Output the rows from the line with "Localize each UI" up to and including the line with "point [340,616,371,646]" as a two-column CSV with columns instruction and response. Give one line for each row, with its text and its answer each in a single quoted field and line breaks replaced by spaces.

◆ **Items**
☆ ☆ ☆ ☆

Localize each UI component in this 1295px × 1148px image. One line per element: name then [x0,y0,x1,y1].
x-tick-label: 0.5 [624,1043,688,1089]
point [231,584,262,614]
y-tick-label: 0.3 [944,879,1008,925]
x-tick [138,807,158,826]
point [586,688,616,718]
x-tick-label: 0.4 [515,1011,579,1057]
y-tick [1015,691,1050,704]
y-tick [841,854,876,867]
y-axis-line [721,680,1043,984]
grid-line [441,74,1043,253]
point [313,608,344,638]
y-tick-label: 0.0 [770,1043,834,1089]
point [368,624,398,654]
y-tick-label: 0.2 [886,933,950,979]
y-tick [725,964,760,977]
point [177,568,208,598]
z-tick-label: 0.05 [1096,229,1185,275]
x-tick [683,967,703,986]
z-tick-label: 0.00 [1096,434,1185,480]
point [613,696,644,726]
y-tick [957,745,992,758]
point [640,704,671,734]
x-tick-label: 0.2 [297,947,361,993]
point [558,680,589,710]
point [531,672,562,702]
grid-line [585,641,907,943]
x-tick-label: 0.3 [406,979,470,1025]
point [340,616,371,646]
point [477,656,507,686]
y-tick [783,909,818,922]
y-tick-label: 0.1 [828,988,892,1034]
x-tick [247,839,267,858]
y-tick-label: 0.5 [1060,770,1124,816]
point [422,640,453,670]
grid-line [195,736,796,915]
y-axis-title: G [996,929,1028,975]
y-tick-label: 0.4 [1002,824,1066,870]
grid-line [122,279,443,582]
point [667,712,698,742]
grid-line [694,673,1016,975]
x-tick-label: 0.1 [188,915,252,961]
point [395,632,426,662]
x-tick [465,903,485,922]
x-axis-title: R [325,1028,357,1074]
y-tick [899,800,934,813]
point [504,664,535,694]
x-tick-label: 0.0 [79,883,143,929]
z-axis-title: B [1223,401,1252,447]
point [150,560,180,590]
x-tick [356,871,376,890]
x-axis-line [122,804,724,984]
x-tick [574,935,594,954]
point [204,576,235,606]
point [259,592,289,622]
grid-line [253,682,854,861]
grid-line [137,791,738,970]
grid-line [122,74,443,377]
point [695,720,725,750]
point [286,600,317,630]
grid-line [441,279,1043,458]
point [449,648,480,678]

☆ ☆ ☆ ☆

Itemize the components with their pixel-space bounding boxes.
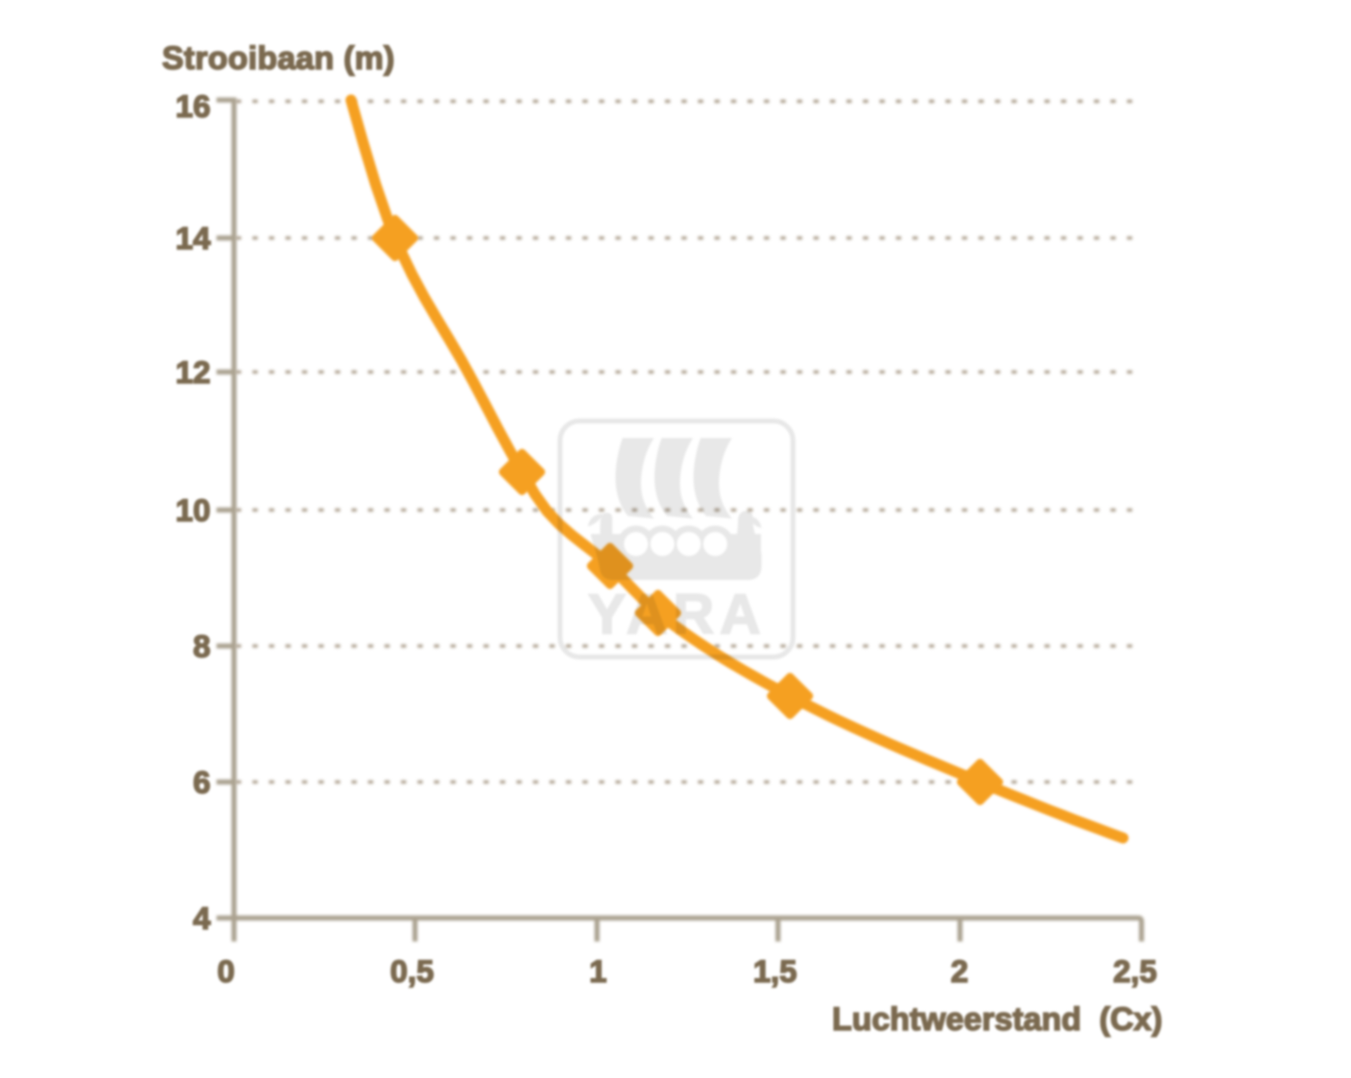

☆ ☆ ☆ ☆

◆ **Exercise solution**
instruction,response
"Localize each UI component in this 1295px × 1148px image. One line per element: name then [x0,y0,x1,y1].","x-tick-label: 0.5 [624,1043,688,1089] point [231,584,262,614] y-tick-label: 0.3 [944,879,1008,925] x-tick [138,807,158,826] point [586,688,616,718] x-tick-label: 0.4 [515,1011,579,1057] y-tick [1015,691,1050,704] y-tick [841,854,876,867] y-axis-line [721,680,1043,984] grid-line [441,74,1043,253] point [313,608,344,638] y-tick-label: 0.0 [770,1043,834,1089] point [368,624,398,654] y-tick-label: 0.2 [886,933,950,979] y-tick [725,964,760,977] point [177,568,208,598] z-tick-label: 0.05 [1096,229,1185,275] x-tick [683,967,703,986] z-tick-label: 0.00 [1096,434,1185,480] point [613,696,644,726] y-tick [957,745,992,758] point [640,704,671,734] x-tick-label: 0.2 [297,947,361,993] point [558,680,589,710] point [531,672,562,702] grid-line [585,641,907,943] x-tick-label: 0.3 [406,979,470,1025] point [340,616,371,646]"